◆ **THE TASK**
Below are entries. Pull out all lines containing "structured".

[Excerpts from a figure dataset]
+-------+

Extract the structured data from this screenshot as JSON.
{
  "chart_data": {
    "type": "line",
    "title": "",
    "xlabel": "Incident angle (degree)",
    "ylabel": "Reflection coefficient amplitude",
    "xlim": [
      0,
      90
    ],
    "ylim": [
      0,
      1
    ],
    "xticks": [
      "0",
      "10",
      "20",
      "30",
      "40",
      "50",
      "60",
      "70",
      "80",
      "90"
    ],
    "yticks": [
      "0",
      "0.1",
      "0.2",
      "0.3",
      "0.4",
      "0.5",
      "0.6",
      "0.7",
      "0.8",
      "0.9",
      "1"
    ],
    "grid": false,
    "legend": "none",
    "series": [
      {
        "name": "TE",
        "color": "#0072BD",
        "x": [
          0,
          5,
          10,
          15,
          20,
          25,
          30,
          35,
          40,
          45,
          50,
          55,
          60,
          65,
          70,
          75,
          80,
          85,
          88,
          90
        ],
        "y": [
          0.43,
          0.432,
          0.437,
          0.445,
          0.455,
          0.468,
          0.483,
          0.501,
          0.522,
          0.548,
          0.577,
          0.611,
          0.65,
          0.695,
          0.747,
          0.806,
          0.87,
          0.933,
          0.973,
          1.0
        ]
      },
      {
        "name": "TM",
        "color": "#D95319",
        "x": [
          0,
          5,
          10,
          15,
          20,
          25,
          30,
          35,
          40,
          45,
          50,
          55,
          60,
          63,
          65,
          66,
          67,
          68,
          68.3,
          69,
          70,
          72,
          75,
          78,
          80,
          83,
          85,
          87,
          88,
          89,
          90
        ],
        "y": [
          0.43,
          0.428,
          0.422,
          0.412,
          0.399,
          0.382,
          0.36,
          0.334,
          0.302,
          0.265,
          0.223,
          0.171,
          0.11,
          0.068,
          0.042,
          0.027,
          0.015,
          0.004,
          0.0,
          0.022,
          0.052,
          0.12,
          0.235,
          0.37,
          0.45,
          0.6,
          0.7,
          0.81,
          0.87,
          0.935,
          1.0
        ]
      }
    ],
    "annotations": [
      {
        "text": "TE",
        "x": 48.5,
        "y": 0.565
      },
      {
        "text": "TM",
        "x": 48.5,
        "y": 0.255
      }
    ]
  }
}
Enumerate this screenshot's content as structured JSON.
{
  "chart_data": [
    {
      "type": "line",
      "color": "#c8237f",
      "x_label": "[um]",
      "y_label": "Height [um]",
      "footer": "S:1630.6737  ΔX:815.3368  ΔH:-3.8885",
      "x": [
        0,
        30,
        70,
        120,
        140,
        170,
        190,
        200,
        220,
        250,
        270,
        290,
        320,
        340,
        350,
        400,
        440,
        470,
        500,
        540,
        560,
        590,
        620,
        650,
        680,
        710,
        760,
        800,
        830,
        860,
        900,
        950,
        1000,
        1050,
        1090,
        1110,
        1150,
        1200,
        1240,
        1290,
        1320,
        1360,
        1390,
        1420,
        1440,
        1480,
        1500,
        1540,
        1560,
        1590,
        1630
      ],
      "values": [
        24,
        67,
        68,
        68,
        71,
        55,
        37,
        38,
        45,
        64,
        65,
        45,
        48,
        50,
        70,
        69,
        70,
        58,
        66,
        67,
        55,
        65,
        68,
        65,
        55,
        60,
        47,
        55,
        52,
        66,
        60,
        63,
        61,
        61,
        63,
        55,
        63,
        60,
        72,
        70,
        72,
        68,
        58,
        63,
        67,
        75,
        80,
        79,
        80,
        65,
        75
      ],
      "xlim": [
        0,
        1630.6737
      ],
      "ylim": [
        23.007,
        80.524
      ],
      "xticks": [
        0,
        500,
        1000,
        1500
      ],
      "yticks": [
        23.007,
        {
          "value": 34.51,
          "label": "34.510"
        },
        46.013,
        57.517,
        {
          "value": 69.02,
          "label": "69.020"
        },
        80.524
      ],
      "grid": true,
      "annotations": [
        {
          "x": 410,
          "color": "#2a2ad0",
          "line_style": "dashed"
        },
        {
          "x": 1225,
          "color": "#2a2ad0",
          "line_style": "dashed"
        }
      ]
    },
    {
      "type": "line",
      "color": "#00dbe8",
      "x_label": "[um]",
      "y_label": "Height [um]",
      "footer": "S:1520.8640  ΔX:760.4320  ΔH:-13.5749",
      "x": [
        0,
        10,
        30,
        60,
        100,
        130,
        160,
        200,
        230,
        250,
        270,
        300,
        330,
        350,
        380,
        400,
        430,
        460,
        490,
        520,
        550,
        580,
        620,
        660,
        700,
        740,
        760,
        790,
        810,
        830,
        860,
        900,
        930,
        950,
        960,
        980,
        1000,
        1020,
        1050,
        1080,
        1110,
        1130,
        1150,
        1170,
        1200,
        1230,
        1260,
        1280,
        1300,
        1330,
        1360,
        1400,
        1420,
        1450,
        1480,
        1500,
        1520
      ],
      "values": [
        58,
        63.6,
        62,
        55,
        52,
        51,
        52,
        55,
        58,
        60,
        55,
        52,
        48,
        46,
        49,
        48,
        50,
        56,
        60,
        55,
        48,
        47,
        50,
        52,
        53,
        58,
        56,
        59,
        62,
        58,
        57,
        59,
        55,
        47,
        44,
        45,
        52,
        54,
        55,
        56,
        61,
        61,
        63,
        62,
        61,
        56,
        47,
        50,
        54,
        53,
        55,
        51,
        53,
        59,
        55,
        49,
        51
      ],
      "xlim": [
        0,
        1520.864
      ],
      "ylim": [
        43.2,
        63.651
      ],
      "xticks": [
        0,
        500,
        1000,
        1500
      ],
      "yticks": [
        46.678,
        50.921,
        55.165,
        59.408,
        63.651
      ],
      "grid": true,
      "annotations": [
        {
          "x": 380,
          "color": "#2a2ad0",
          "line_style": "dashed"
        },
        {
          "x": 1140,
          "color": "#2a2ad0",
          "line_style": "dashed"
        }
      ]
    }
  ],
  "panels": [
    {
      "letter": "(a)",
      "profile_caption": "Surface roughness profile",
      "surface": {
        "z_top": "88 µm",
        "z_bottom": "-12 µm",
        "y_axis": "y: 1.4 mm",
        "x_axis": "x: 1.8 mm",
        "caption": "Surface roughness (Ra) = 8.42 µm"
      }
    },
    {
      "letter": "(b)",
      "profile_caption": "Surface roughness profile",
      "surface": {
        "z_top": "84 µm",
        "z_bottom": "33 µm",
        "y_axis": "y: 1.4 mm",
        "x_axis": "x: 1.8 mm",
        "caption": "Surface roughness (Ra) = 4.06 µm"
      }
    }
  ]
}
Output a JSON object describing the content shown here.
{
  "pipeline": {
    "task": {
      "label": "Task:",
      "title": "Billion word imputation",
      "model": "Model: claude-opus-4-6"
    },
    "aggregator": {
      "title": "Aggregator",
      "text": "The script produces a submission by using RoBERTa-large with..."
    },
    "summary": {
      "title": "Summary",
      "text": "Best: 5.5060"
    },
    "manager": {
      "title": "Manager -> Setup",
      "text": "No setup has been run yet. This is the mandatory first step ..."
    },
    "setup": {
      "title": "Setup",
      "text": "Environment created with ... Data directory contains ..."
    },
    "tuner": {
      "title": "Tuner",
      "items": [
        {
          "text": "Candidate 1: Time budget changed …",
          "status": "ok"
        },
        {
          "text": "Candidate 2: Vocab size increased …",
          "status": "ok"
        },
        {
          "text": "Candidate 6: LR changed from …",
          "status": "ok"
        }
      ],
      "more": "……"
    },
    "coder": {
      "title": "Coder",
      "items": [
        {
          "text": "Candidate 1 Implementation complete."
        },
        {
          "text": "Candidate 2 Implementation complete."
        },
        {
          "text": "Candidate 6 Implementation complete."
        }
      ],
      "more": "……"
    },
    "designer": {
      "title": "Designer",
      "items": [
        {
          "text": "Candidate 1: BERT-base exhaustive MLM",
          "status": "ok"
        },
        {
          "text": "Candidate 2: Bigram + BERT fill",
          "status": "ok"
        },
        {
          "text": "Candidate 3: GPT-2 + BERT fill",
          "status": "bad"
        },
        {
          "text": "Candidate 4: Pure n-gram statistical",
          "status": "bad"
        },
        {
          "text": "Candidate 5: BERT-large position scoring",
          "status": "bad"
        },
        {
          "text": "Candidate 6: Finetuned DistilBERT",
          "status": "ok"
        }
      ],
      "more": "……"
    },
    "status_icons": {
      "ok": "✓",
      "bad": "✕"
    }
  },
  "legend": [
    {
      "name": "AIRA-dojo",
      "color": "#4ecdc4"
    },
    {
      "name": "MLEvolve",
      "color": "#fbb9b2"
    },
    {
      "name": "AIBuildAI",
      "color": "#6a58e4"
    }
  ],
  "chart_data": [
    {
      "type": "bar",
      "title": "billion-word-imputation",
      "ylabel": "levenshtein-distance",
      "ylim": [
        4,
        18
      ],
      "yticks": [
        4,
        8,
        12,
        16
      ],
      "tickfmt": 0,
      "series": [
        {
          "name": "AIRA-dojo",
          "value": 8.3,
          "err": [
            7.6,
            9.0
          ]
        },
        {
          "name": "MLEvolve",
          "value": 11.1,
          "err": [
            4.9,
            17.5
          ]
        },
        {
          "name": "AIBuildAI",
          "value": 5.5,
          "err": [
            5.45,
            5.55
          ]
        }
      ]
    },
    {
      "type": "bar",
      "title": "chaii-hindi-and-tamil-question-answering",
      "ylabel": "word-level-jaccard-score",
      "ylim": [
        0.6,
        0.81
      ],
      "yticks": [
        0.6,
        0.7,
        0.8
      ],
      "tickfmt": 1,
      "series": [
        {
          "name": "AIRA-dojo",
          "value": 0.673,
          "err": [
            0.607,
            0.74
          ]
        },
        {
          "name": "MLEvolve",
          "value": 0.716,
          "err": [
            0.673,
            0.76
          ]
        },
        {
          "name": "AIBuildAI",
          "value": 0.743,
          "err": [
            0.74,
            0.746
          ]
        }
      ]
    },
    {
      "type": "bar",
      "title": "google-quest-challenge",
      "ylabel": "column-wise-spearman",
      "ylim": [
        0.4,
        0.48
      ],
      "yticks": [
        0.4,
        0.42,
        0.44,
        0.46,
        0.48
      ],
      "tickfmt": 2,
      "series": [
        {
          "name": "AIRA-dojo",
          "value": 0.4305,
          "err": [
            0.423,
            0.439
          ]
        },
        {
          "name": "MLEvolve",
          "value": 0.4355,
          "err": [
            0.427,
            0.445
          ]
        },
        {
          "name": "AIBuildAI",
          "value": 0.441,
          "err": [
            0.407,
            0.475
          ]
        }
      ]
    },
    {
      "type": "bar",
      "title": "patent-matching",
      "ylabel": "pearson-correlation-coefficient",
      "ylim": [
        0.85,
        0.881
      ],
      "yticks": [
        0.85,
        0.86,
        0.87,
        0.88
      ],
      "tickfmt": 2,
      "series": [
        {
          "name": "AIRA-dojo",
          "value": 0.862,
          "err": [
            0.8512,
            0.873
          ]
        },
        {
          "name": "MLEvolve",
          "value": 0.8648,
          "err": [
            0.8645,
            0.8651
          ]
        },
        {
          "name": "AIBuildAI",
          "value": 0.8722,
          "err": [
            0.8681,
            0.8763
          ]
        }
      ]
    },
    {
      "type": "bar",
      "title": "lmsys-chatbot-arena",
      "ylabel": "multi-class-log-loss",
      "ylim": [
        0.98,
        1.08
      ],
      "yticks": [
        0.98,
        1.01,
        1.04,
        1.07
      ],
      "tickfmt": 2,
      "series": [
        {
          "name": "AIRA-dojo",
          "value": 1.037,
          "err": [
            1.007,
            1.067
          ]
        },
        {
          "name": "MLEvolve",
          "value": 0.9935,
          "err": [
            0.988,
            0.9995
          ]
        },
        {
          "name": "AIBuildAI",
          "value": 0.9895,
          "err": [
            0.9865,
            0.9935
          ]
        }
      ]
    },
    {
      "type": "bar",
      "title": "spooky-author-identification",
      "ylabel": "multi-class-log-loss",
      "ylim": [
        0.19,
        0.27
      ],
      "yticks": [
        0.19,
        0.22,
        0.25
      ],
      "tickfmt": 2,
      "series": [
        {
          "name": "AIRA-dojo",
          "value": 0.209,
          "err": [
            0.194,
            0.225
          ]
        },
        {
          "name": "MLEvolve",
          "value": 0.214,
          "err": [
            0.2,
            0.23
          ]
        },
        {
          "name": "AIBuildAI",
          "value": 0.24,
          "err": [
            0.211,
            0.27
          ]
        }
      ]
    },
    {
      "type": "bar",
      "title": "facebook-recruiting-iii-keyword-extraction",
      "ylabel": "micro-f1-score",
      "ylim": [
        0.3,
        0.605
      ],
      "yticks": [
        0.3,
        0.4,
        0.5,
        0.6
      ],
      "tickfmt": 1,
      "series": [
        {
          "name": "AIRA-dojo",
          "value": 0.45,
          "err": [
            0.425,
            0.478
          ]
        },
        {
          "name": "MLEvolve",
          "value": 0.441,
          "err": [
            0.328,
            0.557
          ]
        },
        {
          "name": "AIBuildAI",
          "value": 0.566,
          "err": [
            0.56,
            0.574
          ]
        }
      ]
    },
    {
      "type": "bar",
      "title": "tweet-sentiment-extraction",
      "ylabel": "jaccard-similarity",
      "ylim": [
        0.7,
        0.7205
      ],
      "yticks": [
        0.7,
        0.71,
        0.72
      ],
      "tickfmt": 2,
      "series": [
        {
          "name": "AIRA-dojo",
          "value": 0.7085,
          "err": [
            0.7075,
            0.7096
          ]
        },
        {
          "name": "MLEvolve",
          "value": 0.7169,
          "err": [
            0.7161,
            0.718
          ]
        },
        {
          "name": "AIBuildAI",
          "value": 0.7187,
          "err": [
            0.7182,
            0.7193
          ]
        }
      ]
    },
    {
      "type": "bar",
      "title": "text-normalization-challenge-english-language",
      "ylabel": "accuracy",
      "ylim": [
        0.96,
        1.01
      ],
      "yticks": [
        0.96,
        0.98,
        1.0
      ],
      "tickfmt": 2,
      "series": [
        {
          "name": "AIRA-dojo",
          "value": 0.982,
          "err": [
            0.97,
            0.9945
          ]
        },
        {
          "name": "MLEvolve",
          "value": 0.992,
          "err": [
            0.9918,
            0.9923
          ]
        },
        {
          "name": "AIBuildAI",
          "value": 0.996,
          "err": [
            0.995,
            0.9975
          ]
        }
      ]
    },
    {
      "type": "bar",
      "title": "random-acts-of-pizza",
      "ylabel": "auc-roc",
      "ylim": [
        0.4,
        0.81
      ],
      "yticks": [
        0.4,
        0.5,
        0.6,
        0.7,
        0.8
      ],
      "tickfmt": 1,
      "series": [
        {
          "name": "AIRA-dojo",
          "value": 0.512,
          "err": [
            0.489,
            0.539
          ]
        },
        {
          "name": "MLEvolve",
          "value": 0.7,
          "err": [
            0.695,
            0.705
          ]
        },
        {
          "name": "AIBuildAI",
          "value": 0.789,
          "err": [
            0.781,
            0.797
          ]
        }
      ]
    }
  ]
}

+-------+

◆ **RESULT OF THE TASK**
Extract the structured data from this screenshot as JSON.
Enumerate this screenshot's content as structured JSON.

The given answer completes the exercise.